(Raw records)
---*---
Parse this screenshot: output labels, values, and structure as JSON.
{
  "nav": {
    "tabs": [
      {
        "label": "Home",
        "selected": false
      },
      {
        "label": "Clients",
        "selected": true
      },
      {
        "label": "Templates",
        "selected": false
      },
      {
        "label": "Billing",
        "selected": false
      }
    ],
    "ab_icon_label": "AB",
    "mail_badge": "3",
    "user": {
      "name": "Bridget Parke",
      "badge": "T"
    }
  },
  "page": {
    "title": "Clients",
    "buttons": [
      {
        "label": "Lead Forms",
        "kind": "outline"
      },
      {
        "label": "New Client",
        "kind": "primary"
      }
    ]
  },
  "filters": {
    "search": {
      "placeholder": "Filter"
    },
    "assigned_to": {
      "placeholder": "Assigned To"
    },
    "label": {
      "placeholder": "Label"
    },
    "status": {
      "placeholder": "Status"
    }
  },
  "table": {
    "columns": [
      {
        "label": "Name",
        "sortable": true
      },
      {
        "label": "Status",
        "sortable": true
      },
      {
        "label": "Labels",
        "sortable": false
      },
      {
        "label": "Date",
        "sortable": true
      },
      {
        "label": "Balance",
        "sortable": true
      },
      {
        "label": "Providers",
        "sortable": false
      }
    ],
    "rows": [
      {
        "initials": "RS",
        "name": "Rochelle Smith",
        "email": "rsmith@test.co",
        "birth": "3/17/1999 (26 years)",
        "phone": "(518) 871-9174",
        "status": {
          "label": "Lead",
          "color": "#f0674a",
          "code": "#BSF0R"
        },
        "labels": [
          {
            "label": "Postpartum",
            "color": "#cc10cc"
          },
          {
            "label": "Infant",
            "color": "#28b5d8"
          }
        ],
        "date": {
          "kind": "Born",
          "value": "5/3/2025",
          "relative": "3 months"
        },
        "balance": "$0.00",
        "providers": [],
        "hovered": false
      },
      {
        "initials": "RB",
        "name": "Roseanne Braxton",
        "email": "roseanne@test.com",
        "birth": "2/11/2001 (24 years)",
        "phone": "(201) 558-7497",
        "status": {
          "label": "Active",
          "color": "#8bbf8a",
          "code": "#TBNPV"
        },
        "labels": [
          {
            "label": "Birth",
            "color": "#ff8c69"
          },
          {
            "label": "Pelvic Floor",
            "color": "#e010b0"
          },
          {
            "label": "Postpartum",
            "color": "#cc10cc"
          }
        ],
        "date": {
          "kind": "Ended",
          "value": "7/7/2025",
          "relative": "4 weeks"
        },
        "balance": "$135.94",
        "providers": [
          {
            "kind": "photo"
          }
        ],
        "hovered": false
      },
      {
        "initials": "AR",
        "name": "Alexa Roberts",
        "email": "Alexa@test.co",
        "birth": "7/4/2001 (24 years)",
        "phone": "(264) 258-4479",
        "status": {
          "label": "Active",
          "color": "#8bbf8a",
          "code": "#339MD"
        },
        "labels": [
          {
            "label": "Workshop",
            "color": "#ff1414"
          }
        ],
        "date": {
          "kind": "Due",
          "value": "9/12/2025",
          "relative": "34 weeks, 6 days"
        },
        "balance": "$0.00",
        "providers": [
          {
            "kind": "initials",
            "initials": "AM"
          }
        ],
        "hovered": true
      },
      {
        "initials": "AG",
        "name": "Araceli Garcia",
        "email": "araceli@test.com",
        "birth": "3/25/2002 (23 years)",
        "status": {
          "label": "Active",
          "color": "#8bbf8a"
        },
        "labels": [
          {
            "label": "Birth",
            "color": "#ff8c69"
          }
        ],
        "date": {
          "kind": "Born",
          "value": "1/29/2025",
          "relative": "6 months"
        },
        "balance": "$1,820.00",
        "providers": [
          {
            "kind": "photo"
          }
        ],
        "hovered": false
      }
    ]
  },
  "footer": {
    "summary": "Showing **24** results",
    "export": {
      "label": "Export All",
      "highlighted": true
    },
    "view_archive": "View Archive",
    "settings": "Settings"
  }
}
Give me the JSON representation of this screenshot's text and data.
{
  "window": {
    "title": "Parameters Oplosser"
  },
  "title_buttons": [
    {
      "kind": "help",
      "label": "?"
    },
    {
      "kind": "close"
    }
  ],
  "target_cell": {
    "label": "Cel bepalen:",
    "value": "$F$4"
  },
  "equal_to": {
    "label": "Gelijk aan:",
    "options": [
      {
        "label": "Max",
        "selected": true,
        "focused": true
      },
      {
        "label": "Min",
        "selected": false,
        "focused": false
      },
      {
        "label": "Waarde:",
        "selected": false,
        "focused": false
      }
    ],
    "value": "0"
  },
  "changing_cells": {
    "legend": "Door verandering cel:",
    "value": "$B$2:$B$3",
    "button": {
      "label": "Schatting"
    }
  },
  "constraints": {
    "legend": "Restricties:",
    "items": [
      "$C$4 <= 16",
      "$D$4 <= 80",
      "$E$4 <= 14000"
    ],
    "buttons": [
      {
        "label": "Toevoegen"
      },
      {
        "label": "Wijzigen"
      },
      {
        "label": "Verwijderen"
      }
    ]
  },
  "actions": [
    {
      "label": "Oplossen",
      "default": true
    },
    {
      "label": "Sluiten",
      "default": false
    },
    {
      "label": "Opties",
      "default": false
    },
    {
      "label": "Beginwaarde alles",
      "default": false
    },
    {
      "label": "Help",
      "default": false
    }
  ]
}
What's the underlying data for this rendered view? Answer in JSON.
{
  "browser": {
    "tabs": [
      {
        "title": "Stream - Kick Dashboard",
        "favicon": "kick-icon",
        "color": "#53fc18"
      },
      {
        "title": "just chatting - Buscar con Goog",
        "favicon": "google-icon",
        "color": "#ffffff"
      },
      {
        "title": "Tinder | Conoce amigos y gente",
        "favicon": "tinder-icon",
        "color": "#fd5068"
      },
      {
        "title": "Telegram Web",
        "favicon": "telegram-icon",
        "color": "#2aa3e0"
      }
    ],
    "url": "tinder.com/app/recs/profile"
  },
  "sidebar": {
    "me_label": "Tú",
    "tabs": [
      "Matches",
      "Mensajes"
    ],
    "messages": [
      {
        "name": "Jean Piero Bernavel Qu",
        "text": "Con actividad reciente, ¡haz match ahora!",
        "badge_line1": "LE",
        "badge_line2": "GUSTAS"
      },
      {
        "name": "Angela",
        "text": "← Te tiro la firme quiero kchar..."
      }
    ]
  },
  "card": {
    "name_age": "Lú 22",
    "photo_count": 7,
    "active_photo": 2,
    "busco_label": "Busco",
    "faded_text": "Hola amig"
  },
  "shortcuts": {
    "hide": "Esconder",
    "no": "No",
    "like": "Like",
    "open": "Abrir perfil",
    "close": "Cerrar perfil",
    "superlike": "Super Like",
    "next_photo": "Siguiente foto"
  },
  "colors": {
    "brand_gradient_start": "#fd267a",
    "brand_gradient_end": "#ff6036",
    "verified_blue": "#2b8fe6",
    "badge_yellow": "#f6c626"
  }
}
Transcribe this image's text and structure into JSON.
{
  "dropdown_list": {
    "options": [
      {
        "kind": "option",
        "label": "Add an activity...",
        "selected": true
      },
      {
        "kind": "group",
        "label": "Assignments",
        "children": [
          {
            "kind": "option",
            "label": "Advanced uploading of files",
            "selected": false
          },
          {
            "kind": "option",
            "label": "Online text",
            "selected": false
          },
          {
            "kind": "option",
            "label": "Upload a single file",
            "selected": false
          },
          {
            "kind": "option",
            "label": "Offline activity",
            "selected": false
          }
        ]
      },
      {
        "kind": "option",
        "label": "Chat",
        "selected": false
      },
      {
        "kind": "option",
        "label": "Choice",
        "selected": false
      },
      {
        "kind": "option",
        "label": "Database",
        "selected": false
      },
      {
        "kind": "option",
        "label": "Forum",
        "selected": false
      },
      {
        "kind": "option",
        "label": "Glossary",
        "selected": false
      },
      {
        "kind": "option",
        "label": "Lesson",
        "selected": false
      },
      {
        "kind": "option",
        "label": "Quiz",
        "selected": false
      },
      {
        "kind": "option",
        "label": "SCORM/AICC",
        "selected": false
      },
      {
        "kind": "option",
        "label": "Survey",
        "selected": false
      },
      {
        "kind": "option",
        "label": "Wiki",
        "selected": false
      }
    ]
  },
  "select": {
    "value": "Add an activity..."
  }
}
---*---
■ Exercise objective: Among the lines of the material, find those that hold the word "weeks" and copy them.

■ Problem solution:
          "relative": "4 weeks"
          "relative": "34 weeks, 6 days"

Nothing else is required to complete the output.